◆ **Exercise objective**: Go through the lines below and copy each one that holds the string "sentiment".

* begin Dataset extract *

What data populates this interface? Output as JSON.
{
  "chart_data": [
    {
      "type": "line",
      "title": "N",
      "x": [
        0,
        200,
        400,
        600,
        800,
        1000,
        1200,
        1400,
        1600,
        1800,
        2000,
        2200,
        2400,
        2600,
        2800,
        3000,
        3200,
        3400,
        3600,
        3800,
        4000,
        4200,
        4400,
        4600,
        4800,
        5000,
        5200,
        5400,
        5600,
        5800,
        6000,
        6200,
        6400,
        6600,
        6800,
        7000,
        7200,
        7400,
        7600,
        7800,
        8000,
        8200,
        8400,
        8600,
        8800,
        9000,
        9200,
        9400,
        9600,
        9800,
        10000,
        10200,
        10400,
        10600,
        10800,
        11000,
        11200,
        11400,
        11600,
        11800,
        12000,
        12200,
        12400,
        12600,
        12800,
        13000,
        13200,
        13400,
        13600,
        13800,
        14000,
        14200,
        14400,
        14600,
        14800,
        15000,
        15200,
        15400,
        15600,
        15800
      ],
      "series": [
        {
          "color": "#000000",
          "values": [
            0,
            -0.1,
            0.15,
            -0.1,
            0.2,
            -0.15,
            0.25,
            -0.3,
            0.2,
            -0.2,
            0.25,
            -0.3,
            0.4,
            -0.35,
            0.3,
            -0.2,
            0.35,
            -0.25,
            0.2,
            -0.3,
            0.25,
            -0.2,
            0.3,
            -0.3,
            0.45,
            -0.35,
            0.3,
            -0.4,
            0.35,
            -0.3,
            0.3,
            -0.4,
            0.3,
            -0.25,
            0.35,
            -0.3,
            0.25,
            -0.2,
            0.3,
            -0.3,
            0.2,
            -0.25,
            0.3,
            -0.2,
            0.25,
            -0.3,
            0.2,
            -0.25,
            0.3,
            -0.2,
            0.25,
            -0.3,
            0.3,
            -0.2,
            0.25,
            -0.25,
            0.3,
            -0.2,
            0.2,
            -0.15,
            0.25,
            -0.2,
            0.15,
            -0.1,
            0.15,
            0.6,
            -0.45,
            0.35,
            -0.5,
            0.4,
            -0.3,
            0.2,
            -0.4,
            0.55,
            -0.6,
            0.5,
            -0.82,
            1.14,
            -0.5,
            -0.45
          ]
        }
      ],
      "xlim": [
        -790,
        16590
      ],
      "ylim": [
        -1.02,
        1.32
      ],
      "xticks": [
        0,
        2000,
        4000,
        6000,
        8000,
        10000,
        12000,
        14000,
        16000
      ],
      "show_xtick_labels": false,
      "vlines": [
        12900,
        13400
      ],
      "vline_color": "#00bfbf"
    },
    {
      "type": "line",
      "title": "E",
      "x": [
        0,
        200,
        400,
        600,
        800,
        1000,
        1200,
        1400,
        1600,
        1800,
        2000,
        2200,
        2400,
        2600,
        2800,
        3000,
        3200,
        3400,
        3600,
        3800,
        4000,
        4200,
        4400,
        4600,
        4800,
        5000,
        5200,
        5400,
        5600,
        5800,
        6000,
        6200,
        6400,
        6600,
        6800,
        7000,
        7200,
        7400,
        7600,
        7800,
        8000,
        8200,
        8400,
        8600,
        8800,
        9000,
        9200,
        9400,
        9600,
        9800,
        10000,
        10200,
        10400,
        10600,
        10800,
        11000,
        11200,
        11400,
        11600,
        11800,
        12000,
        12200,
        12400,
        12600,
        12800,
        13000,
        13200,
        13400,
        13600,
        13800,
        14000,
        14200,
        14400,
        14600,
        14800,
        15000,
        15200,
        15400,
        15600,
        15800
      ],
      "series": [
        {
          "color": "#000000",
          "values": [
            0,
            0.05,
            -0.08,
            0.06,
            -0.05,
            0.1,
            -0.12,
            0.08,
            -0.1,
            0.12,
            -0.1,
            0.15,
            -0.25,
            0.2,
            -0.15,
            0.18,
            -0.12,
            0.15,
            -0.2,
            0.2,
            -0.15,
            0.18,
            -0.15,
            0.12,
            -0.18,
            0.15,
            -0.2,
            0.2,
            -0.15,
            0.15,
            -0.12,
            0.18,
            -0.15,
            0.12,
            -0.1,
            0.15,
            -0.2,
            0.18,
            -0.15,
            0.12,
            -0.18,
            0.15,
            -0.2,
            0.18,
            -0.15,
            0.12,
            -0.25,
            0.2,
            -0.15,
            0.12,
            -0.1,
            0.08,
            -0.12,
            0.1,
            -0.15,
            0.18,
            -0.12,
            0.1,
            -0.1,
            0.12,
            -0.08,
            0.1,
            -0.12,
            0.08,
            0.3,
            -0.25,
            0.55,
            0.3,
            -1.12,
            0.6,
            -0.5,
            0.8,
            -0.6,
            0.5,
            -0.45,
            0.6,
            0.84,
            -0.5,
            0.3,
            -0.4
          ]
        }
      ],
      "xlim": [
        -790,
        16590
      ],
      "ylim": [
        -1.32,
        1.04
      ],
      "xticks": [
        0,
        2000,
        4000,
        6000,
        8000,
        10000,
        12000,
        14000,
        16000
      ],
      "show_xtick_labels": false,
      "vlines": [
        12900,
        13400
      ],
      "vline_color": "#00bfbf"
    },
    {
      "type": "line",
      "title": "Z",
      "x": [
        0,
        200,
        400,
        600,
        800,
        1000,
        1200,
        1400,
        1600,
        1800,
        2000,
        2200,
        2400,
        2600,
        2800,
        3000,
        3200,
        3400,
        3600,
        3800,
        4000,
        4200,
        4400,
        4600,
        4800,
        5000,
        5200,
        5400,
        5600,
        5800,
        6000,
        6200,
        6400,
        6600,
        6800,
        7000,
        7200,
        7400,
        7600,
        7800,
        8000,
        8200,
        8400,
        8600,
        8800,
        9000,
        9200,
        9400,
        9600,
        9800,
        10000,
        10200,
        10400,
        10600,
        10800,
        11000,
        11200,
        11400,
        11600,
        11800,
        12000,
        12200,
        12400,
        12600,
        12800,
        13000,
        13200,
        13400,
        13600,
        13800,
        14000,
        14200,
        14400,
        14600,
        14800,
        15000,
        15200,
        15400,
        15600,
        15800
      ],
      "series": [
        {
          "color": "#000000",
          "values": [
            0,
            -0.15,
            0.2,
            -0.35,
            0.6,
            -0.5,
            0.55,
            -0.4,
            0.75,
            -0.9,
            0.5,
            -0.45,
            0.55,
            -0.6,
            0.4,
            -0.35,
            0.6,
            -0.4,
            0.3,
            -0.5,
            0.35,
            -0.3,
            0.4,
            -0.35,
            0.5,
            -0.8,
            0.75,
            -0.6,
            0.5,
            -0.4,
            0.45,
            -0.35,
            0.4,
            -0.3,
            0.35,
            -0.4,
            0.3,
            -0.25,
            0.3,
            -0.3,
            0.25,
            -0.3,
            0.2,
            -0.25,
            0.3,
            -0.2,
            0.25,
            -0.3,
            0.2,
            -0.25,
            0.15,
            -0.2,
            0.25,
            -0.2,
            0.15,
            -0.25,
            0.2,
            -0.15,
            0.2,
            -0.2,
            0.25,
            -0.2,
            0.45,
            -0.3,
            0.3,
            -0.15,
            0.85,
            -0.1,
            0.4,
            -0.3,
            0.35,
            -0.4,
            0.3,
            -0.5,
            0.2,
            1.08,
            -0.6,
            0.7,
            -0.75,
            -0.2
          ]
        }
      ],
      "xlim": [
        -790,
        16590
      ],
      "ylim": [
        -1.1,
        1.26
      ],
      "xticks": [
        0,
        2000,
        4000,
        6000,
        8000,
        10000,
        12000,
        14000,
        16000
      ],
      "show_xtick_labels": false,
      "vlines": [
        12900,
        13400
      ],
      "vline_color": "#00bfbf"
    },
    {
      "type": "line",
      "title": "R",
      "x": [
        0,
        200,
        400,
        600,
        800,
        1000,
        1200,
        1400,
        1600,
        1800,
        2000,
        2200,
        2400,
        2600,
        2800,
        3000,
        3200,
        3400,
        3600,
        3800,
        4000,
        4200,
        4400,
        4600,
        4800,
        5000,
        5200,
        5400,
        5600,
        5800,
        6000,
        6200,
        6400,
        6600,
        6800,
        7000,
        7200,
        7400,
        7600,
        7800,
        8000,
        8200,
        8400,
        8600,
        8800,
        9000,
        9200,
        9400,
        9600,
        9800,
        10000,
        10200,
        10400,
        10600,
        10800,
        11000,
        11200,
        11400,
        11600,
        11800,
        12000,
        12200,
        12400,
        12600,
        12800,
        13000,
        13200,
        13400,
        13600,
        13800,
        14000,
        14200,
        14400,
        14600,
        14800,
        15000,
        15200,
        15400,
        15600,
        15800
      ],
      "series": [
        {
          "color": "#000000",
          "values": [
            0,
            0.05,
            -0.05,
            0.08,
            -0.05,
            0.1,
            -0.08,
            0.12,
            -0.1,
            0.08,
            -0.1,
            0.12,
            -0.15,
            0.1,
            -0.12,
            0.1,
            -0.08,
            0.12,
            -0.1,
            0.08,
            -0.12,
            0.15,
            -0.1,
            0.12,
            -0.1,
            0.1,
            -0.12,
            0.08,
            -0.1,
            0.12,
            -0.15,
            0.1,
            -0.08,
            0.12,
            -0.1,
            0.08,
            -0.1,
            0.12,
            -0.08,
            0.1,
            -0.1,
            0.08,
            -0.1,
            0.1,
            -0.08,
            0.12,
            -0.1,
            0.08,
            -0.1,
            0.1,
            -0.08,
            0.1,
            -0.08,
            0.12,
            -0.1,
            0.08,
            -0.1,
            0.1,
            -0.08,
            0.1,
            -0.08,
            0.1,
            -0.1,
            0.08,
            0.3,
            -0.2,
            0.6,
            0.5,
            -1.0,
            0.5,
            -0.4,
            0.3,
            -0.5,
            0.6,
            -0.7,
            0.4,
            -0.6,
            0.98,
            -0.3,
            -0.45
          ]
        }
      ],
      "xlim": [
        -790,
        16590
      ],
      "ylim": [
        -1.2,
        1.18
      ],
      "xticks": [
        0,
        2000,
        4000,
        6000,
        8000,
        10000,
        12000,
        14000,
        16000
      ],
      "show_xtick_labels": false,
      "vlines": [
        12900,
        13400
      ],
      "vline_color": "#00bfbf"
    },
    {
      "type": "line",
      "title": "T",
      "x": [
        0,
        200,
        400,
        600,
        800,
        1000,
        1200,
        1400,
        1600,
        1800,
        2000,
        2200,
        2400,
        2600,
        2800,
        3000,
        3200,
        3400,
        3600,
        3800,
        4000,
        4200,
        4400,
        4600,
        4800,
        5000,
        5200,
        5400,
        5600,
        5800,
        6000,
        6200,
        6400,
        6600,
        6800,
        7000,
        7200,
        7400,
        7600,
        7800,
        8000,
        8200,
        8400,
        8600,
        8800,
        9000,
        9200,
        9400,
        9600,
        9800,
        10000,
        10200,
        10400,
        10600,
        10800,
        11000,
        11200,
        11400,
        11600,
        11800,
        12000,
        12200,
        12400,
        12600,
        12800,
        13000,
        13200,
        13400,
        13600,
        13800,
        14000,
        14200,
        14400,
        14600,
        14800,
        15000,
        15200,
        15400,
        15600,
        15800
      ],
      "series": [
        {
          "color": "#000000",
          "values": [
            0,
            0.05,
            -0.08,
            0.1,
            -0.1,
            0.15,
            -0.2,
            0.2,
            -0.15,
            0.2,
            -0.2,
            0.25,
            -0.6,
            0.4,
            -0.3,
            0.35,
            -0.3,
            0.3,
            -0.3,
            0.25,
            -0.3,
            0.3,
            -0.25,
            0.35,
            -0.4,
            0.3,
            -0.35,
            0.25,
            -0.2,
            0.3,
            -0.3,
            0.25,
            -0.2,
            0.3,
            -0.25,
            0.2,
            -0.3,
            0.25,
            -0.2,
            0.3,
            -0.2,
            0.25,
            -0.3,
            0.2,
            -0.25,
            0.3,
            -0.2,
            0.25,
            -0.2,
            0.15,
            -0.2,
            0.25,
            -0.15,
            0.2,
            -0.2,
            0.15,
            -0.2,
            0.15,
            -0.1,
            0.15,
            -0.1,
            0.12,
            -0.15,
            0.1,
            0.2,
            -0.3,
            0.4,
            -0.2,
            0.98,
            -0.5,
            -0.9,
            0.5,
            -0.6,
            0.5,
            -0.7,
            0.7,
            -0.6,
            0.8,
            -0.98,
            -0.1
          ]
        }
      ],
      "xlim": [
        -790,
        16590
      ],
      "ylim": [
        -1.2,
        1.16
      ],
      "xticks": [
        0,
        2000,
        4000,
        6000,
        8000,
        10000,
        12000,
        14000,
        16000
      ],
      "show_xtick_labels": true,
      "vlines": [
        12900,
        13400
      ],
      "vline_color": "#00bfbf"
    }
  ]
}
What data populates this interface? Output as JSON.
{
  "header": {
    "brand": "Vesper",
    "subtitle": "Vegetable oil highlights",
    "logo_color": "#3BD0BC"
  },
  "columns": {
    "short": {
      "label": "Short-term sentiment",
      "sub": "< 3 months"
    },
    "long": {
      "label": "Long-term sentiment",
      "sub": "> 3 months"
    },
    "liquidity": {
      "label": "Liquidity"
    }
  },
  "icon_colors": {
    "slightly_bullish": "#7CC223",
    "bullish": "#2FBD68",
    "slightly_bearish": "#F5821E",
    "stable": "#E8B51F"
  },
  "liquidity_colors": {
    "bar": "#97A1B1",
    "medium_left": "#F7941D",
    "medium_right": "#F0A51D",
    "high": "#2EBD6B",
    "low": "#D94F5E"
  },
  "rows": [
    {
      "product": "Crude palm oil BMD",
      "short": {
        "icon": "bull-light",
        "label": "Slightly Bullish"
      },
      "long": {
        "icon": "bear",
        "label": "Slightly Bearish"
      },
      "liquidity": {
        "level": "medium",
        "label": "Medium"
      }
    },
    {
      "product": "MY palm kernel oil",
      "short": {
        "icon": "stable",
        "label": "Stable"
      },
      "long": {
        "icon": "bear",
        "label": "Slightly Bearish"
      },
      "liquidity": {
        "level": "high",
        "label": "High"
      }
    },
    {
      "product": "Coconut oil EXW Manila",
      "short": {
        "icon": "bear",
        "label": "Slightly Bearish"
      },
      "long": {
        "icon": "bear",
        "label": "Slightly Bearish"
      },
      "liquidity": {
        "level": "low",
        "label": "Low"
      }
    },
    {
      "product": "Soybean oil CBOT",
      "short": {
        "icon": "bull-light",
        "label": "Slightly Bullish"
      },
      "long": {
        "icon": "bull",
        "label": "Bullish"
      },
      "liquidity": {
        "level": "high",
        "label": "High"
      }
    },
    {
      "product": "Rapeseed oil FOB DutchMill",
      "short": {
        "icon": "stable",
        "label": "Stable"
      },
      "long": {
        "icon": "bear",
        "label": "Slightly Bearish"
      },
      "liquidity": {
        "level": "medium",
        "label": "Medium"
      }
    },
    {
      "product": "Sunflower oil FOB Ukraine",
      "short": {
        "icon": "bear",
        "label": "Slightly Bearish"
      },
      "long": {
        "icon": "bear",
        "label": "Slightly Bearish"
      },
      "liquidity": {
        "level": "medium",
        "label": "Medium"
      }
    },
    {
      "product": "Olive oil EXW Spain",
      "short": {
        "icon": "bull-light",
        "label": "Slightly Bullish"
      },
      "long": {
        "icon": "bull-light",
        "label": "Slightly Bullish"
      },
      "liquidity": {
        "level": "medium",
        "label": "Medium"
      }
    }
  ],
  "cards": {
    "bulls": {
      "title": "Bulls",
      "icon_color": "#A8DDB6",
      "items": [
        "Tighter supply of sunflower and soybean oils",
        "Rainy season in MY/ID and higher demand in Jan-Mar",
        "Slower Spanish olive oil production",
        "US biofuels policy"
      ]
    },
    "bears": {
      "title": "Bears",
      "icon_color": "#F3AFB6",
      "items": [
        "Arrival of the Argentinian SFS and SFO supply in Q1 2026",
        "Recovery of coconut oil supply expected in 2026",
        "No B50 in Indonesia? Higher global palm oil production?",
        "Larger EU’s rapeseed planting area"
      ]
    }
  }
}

* end Dataset extract *

◆ **Reply to the task**:
      "label": "Short-term sentiment",
      "label": "Long-term sentiment",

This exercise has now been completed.